**What the exercise asks**
Copy every record exactly, and keep the pictures out.

**Listing**
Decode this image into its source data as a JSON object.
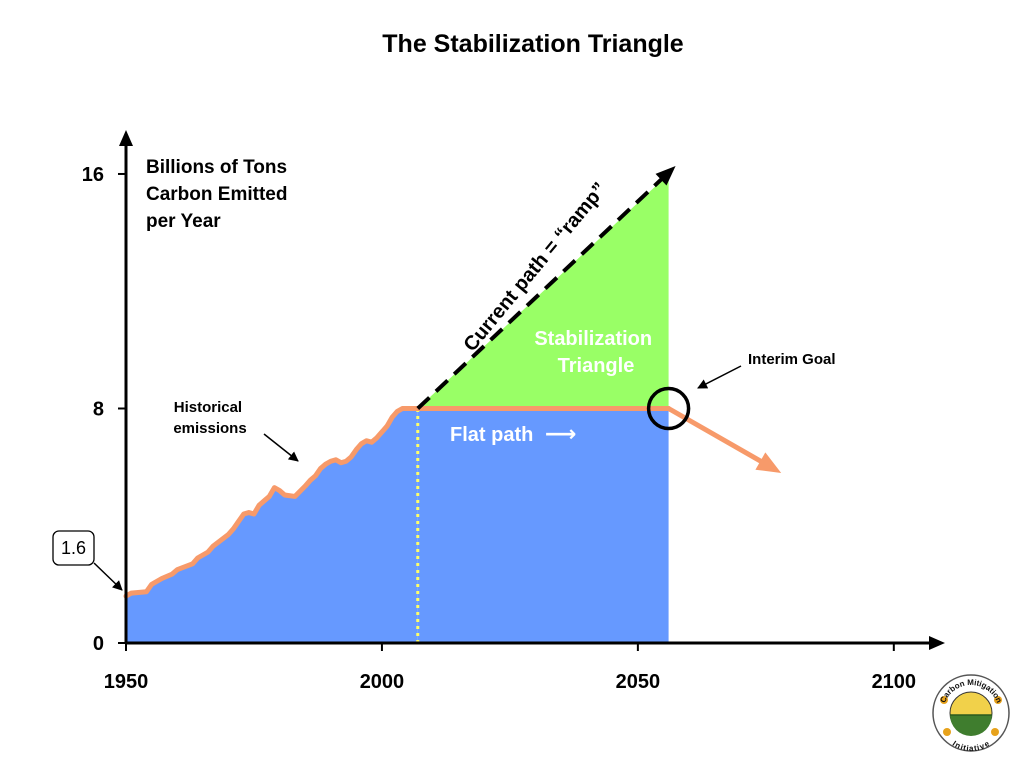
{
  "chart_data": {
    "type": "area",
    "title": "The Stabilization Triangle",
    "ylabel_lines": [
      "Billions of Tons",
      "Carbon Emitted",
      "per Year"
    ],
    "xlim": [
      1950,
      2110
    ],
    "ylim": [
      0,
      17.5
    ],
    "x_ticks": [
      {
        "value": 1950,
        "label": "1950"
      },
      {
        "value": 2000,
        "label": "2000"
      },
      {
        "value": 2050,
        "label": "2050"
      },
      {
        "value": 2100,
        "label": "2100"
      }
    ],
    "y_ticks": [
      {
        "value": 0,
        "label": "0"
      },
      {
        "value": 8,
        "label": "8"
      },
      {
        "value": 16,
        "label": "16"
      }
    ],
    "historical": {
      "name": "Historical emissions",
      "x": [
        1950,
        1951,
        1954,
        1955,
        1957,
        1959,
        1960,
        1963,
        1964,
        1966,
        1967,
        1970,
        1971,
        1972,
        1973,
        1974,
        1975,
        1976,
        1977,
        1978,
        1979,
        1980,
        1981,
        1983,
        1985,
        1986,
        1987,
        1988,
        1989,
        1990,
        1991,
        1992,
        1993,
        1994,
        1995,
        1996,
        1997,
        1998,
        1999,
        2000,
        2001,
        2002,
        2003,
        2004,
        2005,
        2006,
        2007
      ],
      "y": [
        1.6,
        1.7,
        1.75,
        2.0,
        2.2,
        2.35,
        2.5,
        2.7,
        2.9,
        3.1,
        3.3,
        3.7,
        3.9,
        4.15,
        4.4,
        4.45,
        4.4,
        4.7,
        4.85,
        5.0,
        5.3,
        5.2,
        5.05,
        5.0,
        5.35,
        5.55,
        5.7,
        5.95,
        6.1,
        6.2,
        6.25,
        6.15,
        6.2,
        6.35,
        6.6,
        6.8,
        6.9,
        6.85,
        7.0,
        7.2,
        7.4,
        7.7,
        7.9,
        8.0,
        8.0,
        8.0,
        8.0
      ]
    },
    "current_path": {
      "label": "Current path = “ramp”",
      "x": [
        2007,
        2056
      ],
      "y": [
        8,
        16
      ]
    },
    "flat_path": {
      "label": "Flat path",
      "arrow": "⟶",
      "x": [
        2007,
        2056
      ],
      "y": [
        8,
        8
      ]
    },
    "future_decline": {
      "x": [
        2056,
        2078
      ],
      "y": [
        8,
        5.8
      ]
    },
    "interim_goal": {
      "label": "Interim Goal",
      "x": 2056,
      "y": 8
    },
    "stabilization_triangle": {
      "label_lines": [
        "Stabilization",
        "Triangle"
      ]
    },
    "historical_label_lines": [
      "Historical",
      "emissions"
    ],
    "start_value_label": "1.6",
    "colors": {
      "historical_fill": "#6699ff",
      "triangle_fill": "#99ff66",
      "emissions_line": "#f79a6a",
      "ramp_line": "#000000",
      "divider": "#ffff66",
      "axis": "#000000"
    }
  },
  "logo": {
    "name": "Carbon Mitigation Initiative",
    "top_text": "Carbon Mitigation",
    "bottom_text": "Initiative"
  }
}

**Full output**
Decode this image into its source data as a JSON object.
{
  "chart_data": {
    "type": "area",
    "title": "The Stabilization Triangle",
    "ylabel_lines": [
      "Billions of Tons",
      "Carbon Emitted",
      "per Year"
    ],
    "xlim": [
      1950,
      2110
    ],
    "ylim": [
      0,
      17.5
    ],
    "x_ticks": [
      {
        "value": 1950,
        "label": "1950"
      },
      {
        "value": 2000,
        "label": "2000"
      },
      {
        "value": 2050,
        "label": "2050"
      },
      {
        "value": 2100,
        "label": "2100"
      }
    ],
    "y_ticks": [
      {
        "value": 0,
        "label": "0"
      },
      {
        "value": 8,
        "label": "8"
      },
      {
        "value": 16,
        "label": "16"
      }
    ],
    "historical": {
      "name": "Historical emissions",
      "x": [
        1950,
        1951,
        1954,
        1955,
        1957,
        1959,
        1960,
        1963,
        1964,
        1966,
        1967,
        1970,
        1971,
        1972,
        1973,
        1974,
        1975,
        1976,
        1977,
        1978,
        1979,
        1980,
        1981,
        1983,
        1985,
        1986,
        1987,
        1988,
        1989,
        1990,
        1991,
        1992,
        1993,
        1994,
        1995,
        1996,
        1997,
        1998,
        1999,
        2000,
        2001,
        2002,
        2003,
        2004,
        2005,
        2006,
        2007
      ],
      "y": [
        1.6,
        1.7,
        1.75,
        2.0,
        2.2,
        2.35,
        2.5,
        2.7,
        2.9,
        3.1,
        3.3,
        3.7,
        3.9,
        4.15,
        4.4,
        4.45,
        4.4,
        4.7,
        4.85,
        5.0,
        5.3,
        5.2,
        5.05,
        5.0,
        5.35,
        5.55,
        5.7,
        5.95,
        6.1,
        6.2,
        6.25,
        6.15,
        6.2,
        6.35,
        6.6,
        6.8,
        6.9,
        6.85,
        7.0,
        7.2,
        7.4,
        7.7,
        7.9,
        8.0,
        8.0,
        8.0,
        8.0
      ]
    },
    "current_path": {
      "label": "Current path = “ramp”",
      "x": [
        2007,
        2056
      ],
      "y": [
        8,
        16
      ]
    },
    "flat_path": {
      "label": "Flat path",
      "arrow": "⟶",
      "x": [
        2007,
        2056
      ],
      "y": [
        8,
        8
      ]
    },
    "future_decline": {
      "x": [
        2056,
        2078
      ],
      "y": [
        8,
        5.8
      ]
    },
    "interim_goal": {
      "label": "Interim Goal",
      "x": 2056,
      "y": 8
    },
    "stabilization_triangle": {
      "label_lines": [
        "Stabilization",
        "Triangle"
      ]
    },
    "historical_label_lines": [
      "Historical",
      "emissions"
    ],
    "start_value_label": "1.6",
    "colors": {
      "historical_fill": "#6699ff",
      "triangle_fill": "#99ff66",
      "emissions_line": "#f79a6a",
      "ramp_line": "#000000",
      "divider": "#ffff66",
      "axis": "#000000"
    }
  },
  "logo": {
    "name": "Carbon Mitigation Initiative",
    "top_text": "Carbon Mitigation",
    "bottom_text": "Initiative"
  }
}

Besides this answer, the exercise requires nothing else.